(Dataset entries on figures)

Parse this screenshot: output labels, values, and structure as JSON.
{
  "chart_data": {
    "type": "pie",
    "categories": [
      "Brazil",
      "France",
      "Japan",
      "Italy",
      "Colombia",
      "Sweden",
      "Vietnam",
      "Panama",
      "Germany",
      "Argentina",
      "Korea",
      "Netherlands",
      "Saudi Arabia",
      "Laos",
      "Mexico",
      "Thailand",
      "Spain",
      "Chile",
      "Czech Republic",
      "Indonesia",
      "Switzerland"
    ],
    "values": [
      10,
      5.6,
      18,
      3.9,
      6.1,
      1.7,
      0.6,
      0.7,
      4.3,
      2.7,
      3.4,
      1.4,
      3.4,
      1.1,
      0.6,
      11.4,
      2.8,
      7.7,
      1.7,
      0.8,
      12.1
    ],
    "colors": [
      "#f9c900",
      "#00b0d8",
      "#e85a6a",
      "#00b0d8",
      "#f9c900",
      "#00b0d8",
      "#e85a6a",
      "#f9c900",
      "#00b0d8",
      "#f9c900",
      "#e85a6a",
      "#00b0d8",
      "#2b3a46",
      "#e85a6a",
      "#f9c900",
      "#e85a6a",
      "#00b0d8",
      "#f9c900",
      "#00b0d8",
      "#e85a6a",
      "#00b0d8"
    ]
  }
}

Exercise prompt:
Your task is to repeat each line of the material exactly.

Output for this task:
Parse this screenshot: output labels, values, and structure as JSON.
{
  "chart_data": {
    "type": "pie",
    "categories": [
      "Brazil",
      "France",
      "Japan",
      "Italy",
      "Colombia",
      "Sweden",
      "Vietnam",
      "Panama",
      "Germany",
      "Argentina",
      "Korea",
      "Netherlands",
      "Saudi Arabia",
      "Laos",
      "Mexico",
      "Thailand",
      "Spain",
      "Chile",
      "Czech Republic",
      "Indonesia",
      "Switzerland"
    ],
    "values": [
      10,
      5.6,
      18,
      3.9,
      6.1,
      1.7,
      0.6,
      0.7,
      4.3,
      2.7,
      3.4,
      1.4,
      3.4,
      1.1,
      0.6,
      11.4,
      2.8,
      7.7,
      1.7,
      0.8,
      12.1
    ],
    "colors": [
      "#f9c900",
      "#00b0d8",
      "#e85a6a",
      "#00b0d8",
      "#f9c900",
      "#00b0d8",
      "#e85a6a",
      "#f9c900",
      "#00b0d8",
      "#f9c900",
      "#e85a6a",
      "#00b0d8",
      "#2b3a46",
      "#e85a6a",
      "#f9c900",
      "#e85a6a",
      "#00b0d8",
      "#f9c900",
      "#00b0d8",
      "#e85a6a",
      "#00b0d8"
    ]
  }
}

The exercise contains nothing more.